## WHAT IS REQUIRED
Gather from the listing below each line that includes the word "volume", and copy it.

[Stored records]
···
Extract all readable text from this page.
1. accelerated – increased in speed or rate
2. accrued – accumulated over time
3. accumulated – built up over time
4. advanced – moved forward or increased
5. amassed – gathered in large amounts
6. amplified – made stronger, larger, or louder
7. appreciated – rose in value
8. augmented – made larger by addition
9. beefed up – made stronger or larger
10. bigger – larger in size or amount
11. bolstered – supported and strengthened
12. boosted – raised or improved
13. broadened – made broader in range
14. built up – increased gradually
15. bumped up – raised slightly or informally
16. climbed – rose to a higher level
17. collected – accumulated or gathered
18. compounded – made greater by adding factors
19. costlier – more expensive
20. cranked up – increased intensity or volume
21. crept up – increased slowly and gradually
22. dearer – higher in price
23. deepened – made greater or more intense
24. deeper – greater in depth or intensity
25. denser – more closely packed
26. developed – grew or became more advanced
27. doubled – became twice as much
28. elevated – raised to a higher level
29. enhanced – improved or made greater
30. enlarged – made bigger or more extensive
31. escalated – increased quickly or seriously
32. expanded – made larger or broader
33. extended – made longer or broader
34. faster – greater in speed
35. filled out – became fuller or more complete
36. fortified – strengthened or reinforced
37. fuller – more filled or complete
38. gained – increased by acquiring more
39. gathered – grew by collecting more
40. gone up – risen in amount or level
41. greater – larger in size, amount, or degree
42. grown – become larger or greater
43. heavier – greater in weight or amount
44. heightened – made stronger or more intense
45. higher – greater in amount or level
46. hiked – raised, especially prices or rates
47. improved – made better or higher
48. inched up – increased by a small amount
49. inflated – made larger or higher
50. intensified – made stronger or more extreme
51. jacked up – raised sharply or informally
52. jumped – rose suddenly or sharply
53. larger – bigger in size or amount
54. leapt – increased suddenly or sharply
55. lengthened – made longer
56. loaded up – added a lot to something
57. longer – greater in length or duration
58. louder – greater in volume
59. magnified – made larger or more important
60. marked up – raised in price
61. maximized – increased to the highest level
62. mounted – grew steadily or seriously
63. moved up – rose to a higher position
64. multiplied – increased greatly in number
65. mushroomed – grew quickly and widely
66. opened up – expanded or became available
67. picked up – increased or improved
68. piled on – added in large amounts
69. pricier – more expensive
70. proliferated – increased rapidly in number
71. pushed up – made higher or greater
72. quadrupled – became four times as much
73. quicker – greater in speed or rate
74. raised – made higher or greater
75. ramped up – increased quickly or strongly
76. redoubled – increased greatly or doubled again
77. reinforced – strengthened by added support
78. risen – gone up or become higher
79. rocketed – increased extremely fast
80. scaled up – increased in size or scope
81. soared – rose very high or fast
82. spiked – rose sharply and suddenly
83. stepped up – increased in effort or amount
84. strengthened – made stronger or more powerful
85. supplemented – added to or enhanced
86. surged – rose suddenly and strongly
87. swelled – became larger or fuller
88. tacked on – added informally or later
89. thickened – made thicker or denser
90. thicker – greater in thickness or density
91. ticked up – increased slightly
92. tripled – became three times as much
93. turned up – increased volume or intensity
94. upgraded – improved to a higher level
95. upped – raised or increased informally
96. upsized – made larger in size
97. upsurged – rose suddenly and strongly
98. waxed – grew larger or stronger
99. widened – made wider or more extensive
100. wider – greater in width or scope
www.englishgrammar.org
···
## TASK OUTPUT
20. cranked up – increased intensity or volume
58. louder – greater in volume
93. turned up – increased volume or intensity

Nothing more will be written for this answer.